** Dataset records **
--- --- ---

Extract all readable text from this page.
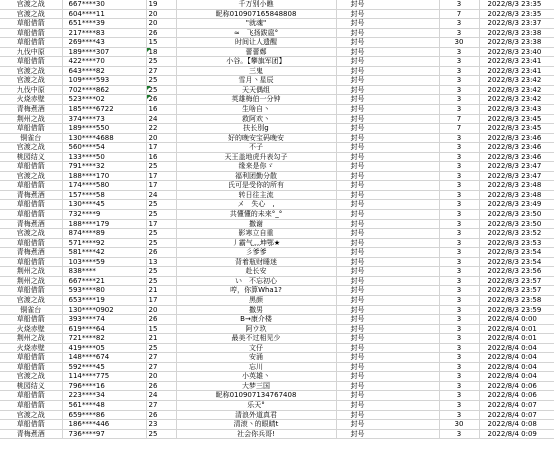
官渡之战	667****30	19	千万别小瞧	封号	3	2022/8/3 23:35
官渡之战	604****11	20	昵称010907165848808	封号	7	2022/8/3 23:35
草船借箭	651****39	20	"就魂"	封号	3	2022/8/3 23:37
草船借箭	217****83	26	≈　飞扬跋扈°	封号	3	2022/8/3 23:38
草船借箭	269****43	15	时间让人遗醒	封号	30	2022/8/3 23:38
九伐中原	189****307	18	蕾蕾鄭	封号	3	2022/8/3 23:40
草船借箭	422****70	25	小谷。【攀旗军团】	封号	3	2022/8/3 23:41
官渡之战	643****82	27	三鬼	封号	3	2022/8/3 23:41
官渡之战	109****593	25	雪月丶星辰	封号	3	2022/8/3 23:42
九伐中原	702****862	25	天天偶组	封号	3	2022/8/3 23:42
火烧赤壁	523****02	26	英雄梅伯一分钟	封号	3	2022/8/3 23:42
青梅煮酒	185****6722	16	生啥自丶	封号	3	2022/8/3 23:43
荆州之战	374****73	24	救阿欢丶	封号	7	2022/8/3 23:45
草船借箭	189****550	22	扶长別g	封号	7	2022/8/3 23:45
铜雀台	130****4688	20	好的晚安宝码晚安	封号	3	2022/8/3 23:46
官渡之战	560****54	17	不子	封号	3	2022/8/3 23:46
桃园结义	133****50	16	天王盖地虎升表勾子	封号	3	2022/8/3 23:46
草船借箭	791****32	25	缘来是你ゞ	封号	3	2022/8/3 23:47
官渡之战	188****170	17	福利团勤分散	封号	3	2022/8/3 23:47
草船借箭	174****580	17	氏可是受你的所有	封号	3	2022/8/3 23:48
青梅煮酒	157****58	24	转日往主流	封号	3	2022/8/3 23:48
草船借箭	130****45	25	メ　失心　,	封号	3	2022/8/3 23:49
草船借箭	732****9	25	共懂懂的未来°_°	封号	3	2022/8/3 23:50
青梅煮酒	188****179	17	撒谢	封号	3	2022/8/3 23:50
官渡之战	874****89	25	影寒立自重	封号	3	2022/8/3 23:52
草船借箭	571****92	25	丿霸气灬坤鄂★	封号	3	2022/8/3 23:53
青梅煮酒	581****42	26	彡爹爹	封号	3	2022/8/3 23:54
草船借箭	103****59	13	背着瓶财睡迷	封号	3	2022/8/3 23:54
荆州之战	838****	25	赴长安	封号	3	2022/8/3 23:56
荆州之战	667****21	25	い　不忘初心	封号	3	2022/8/3 23:57
草船借箭	593****80	21	哼，你算Wha1?	封号	3	2022/8/3 23:57
官渡之战	653****19	17	黑颜	封号	3	2022/8/3 23:58
铜雀台	130****0902	20	撒男	封号	3	2022/8/3 23:59
草船借箭	393****74	26	B→康介楼	封号	3	2022/8/4 0:00
火烧赤壁	619****64	15	阿ウ玖	封号	3	2022/8/4 0:01
荆州之战	721****82	21	最美不过相见少	封号	3	2022/8/4 0:01
火烧赤壁	419****05	25	文仔	封号	3	2022/8/4 0:04
草船借箭	148****674	27	安涌	封号	3	2022/8/4 0:04
草船借箭	592****45	27	忘川	封号	3	2022/8/4 0:04
官渡之战	114****775	20	小英雄丶	封号	3	2022/8/4 0:04
桃园结义	796****16	26	大梦三国	封号	3	2022/8/4 0:06
草船借箭	223****34	24	昵称010907134767408	封号	3	2022/8/4 0:06
草船借箭	561****48	27	乐天°	封号	3	2022/8/4 0:07
官渡之战	659****86	26	清浪外道真君	封号	3	2022/8/4 0:07
草船借箭	186****446	23	清滚丶的眼睛t	封号	30	2022/8/4 0:08
青梅煮酒	736****97	25	社会你兵哥!	封号	3	2022/8/4 0:09
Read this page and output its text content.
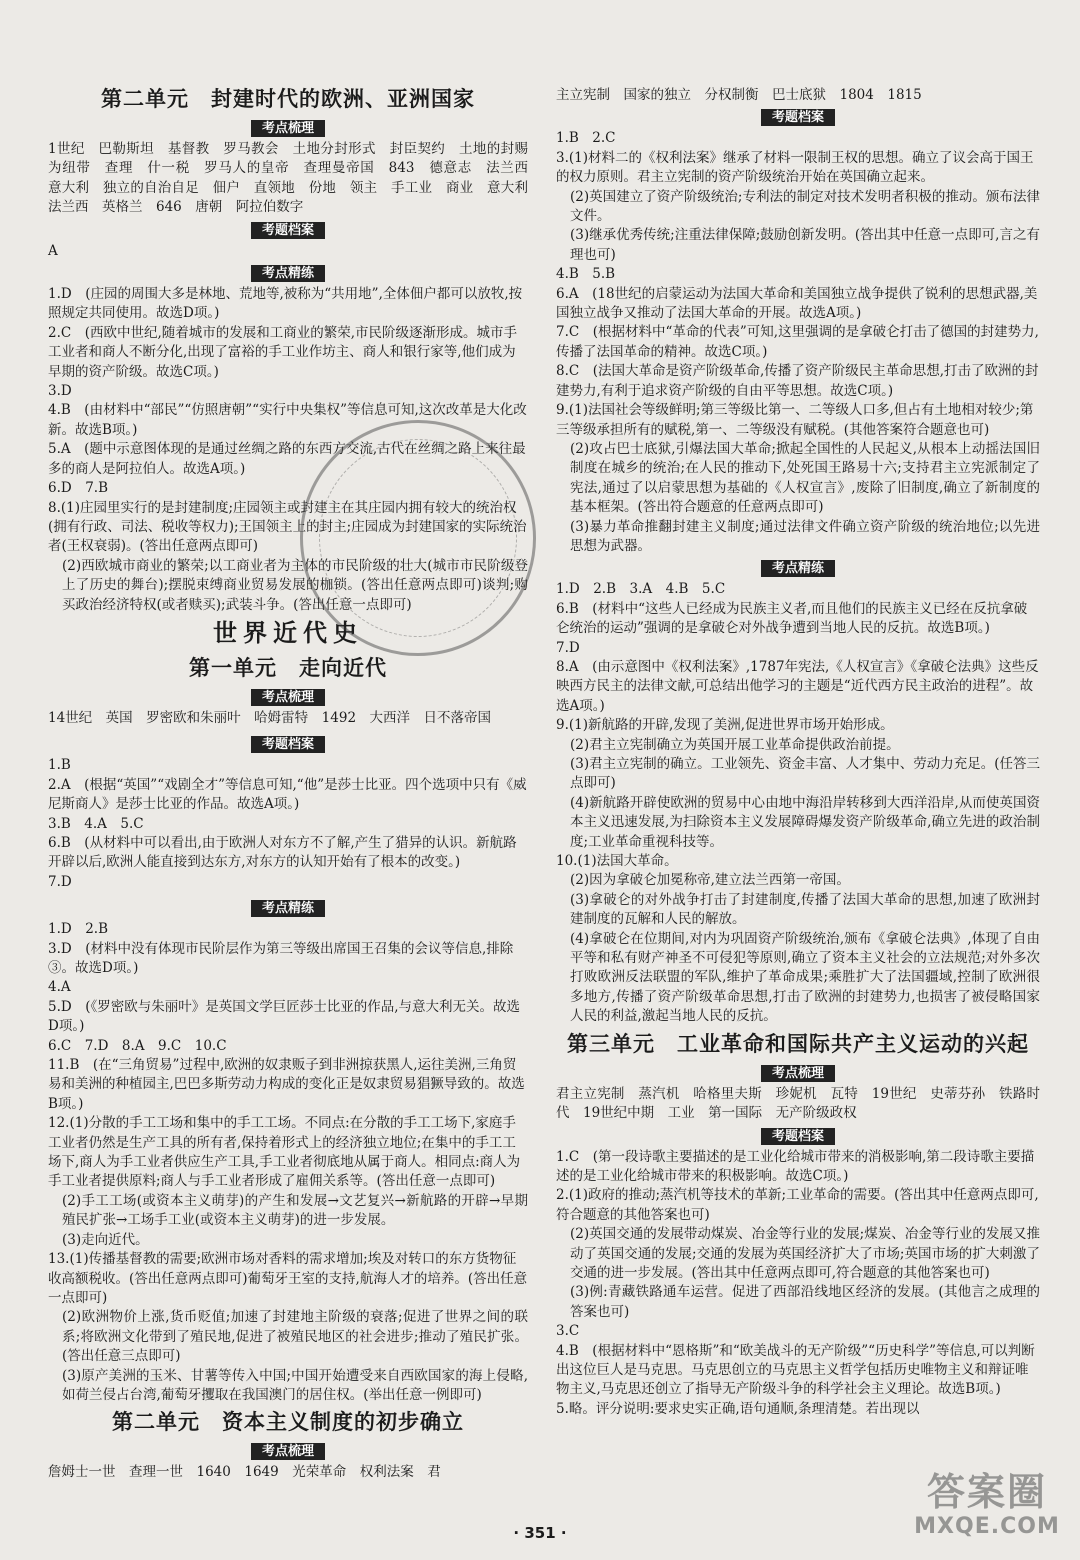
第二单元　封建时代的欧洲、亚洲国家
考点梳理

1世纪　巴勒斯坦　基督教　罗马教会　土地分封形式　封臣契约　土地的封赐为纽带　查理　什一税　罗马人的皇帝　查理曼帝国　843　德意志　法兰西　意大利　独立的自治自足　佃户　直领地　份地　领主　手工业　商业　意大利　法兰西　英格兰　646　唐朝　阿拉伯数字

考题档案

A

考点精练

1.D　(庄园的周围大多是林地、荒地等,被称为“共用地”,全体佃户都可以放牧,按照规定共同使用。故选D项。)

2.C　(西欧中世纪,随着城市的发展和工商业的繁荣,市民阶级逐渐形成。城市手工业者和商人不断分化,出现了富裕的手工业作坊主、商人和银行家等,他们成为早期的资产阶级。故选C项。)

3.D

4.B　(由材料中“部民”“仿照唐朝”“实行中央集权”等信息可知,这次改革是大化改新。故选B项。)

5.A　(题中示意图体现的是通过丝绸之路的东西方交流,古代在丝绸之路上来往最多的商人是阿拉伯人。故选A项。)

6.D　7.B

8.(1)庄园里实行的是封建制度;庄园领主或封建主在其庄园内拥有较大的统治权(拥有行政、司法、税收等权力);王国领主上的封主;庄园成为封建国家的实际统治者(王权衰弱)。(答出任意两点即可)

(2)西欧城市商业的繁荣;以工商业者为主体的市民阶级的壮大(城市市民阶级登上了历史的舞台);摆脱束缚商业贸易发展的枷锁。(答出任意两点即可)谈判;购买政治经济特权(或者赎买);武装斗争。(答出任意一点即可)

世界近代史
第一单元　走向近代
考点梳理

14世纪　英国　罗密欧和朱丽叶　哈姆雷特　1492　大西洋　日不落帝国

考题档案

1.B

2.A　(根据“英国”“戏剧全才”等信息可知,“他”是莎士比亚。四个选项中只有《威尼斯商人》是莎士比亚的作品。故选A项。)

3.B　4.A　5.C

6.B　(从材料中可以看出,由于欧洲人对东方不了解,产生了猎异的认识。新航路开辟以后,欧洲人能直接到达东方,对东方的认知开始有了根本的改变。)

7.D

考点精练

1.D　2.B

3.D　(材料中没有体现市民阶层作为第三等级出席国王召集的会议等信息,排除③。故选D项。)

4.A

5.D　(《罗密欧与朱丽叶》是英国文学巨匠莎士比亚的作品,与意大利无关。故选D项。)

6.C　7.D　8.A　9.C　10.C

11.B　(在“三角贸易”过程中,欧洲的奴隶贩子到非洲掠获黑人,运往美洲,三角贸易和美洲的种植园主,巴巴多斯劳动力构成的变化正是奴隶贸易猖獗导致的。故选B项。)

12.(1)分散的手工工场和集中的手工工场。不同点:在分散的手工工场下,家庭手工业者仍然是生产工具的所有者,保持着形式上的经济独立地位;在集中的手工工场下,商人为手工业者供应生产工具,手工业者彻底地从属于商人。相同点:商人为手工业者提供原料;商人与手工业者形成了雇佣关系等。(答出任意一点即可)

(2)手工工场(或资本主义萌芽)的产生和发展→文艺复兴→新航路的开辟→早期殖民扩张→工场手工业(或资本主义萌芽)的进一步发展。

(3)走向近代。

13.(1)传播基督教的需要;欧洲市场对香料的需求增加;埃及对转口的东方货物征收高额税收。(答出任意两点即可)葡萄牙王室的支持,航海人才的培养。(答出任意一点即可)

(2)欧洲物价上涨,货币贬值;加速了封建地主阶级的衰落;促进了世界之间的联系;将欧洲文化带到了殖民地,促进了被殖民地区的社会进步;推动了殖民扩张。(答出任意三点即可)

(3)原产美洲的玉米、甘薯等传入中国;中国开始遭受来自西欧国家的海上侵略,如荷兰侵占台湾,葡萄牙攫取在我国澳门的居住权。(举出任意一例即可)

第二单元　资本主义制度的初步确立
考点梳理

詹姆士一世　查理一世　1640　1649　光荣革命　权利法案　君

主立宪制　国家的独立　分权制衡　巴士底狱　1804　1815

考题档案

1.B　2.C

3.(1)材料二的《权利法案》继承了材料一限制王权的思想。确立了议会高于国王的权力原则。君主立宪制的资产阶级统治开始在英国确立起来。

(2)英国建立了资产阶级统治;专利法的制定对技术发明者积极的推动。颁布法律文件。

(3)继承优秀传统;注重法律保障;鼓励创新发明。(答出其中任意一点即可,言之有理也可)

4.B　5.B

6.A　(18世纪的启蒙运动为法国大革命和美国独立战争提供了锐利的思想武器,美国独立战争又推动了法国大革命的开展。故选A项。)

7.C　(根据材料中“革命的代表”可知,这里强调的是拿破仑打击了德国的封建势力,传播了法国革命的精神。故选C项。)

8.C　(法国大革命是资产阶级革命,传播了资产阶级民主革命思想,打击了欧洲的封建势力,有利于追求资产阶级的自由平等思想。故选C项。)

9.(1)法国社会等级鲜明;第三等级比第一、二等级人口多,但占有土地相对较少;第三等级承担所有的赋税,第一、二等级没有赋税。(其他答案符合题意也可)

(2)攻占巴士底狱,引爆法国大革命;掀起全国性的人民起义,从根本上动摇法国旧制度在城乡的统治;在人民的推动下,处死国王路易十六;支持君主立宪派制定了宪法,通过了以启蒙思想为基础的《人权宣言》,废除了旧制度,确立了新制度的基本框架。(答出符合题意的任意两点即可)

(3)暴力革命推翻封建主义制度;通过法律文件确立资产阶级的统治地位;以先进思想为武器。

考点精练

1.D　2.B　3.A　4.B　5.C

6.B　(材料中“这些人已经成为民族主义者,而且他们的民族主义已经在反抗拿破仑统治的运动”强调的是拿破仑对外战争遭到当地人民的反抗。故选B项。)

7.D

8.A　(由示意图中《权利法案》,1787年宪法,《人权宣言》《拿破仑法典》这些反映西方民主的法律文献,可总结出他学习的主题是“近代西方民主政治的进程”。故选A项。)

9.(1)新航路的开辟,发现了美洲,促进世界市场开始形成。

(2)君主立宪制确立为英国开展工业革命提供政治前提。

(3)君主立宪制的确立。工业领先、资金丰富、人才集中、劳动力充足。(任答三点即可)

(4)新航路开辟使欧洲的贸易中心由地中海沿岸转移到大西洋沿岸,从而使英国资本主义迅速发展,为扫除资本主义发展障碍爆发资产阶级革命,确立先进的政治制度;工业革命重视科技等。

10.(1)法国大革命。

(2)因为拿破仑加冕称帝,建立法兰西第一帝国。

(3)拿破仑的对外战争打击了封建制度,传播了法国大革命的思想,加速了欧洲封建制度的瓦解和人民的解放。

(4)拿破仑在位期间,对内为巩固资产阶级统治,颁布《拿破仑法典》,体现了自由平等和私有财产神圣不可侵犯等原则,确立了资本主义社会的立法规范;对外多次打败欧洲反法联盟的军队,维护了革命成果;乘胜扩大了法国疆域,控制了欧洲很多地方,传播了资产阶级革命思想,打击了欧洲的封建势力,也损害了被侵略国家人民的利益,激起当地人民的反抗。

第三单元　工业革命和国际共产主义运动的兴起
考点梳理

君主立宪制　蒸汽机　哈格里夫斯　珍妮机　瓦特　19世纪　史蒂芬孙　铁路时代　19世纪中期　工业　第一国际　无产阶级政权

考题档案

1.C　(第一段诗歌主要描述的是工业化给城市带来的消极影响,第二段诗歌主要描述的是工业化给城市带来的积极影响。故选C项。)

2.(1)政府的推动;蒸汽机等技术的革新;工业革命的需要。(答出其中任意两点即可,符合题意的其他答案也可)

(2)英国交通的发展带动煤炭、冶金等行业的发展;煤炭、冶金等行业的发展又推动了英国交通的发展;交通的发展为英国经济扩大了市场;英国市场的扩大刺激了交通的进一步发展。(答出其中任意两点即可,符合题意的其他答案也可)

(3)例:青藏铁路通车运营。促进了西部沿线地区经济的发展。(其他言之成理的答案也可)

3.C

4.B　(根据材料中“恩格斯”和“欧美战斗的无产阶级”“历史科学”等信息,可以判断出这位巨人是马克思。马克思创立的马克思主义哲学包括历史唯物主义和辩证唯物主义,马克思还创立了指导无产阶级斗争的科学社会主义理论。故选B项。)

5.略。评分说明:要求史实正确,语句通顺,条理清楚。若出现以

· 351 ·
答案圈
MXQE.COM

--- --- ---

** What is required **
All lines that include "答出任意一点即可" are to be gathered and copied.

** The completed task **
(2)西欧城市商业的繁荣;以工商业者为主体的市民阶级的壮大(城市市民阶级登上了历史的舞台);摆脱束缚商业贸易发展的枷锁。(答出任意两点即可)谈判;购买政治经济特权(或者赎买);武装斗争。(答出任意一点即可)
12.(1)分散的手工工场和集中的手工工场。不同点:在分散的手工工场下,家庭手工业者仍然是生产工具的所有者,保持着形式上的经济独立地位;在集中的手工工场下,商人为手工业者供应生产工具,手工业者彻底地从属于商人。相同点:商人为手工业者提供原料;商人与手工业者形成了雇佣关系等。(答出任意一点即可)
13.(1)传播基督教的需要;欧洲市场对香料的需求增加;埃及对转口的东方货物征收高额税收。(答出任意两点即可)葡萄牙王室的支持,航海人才的培养。(答出任意一点即可)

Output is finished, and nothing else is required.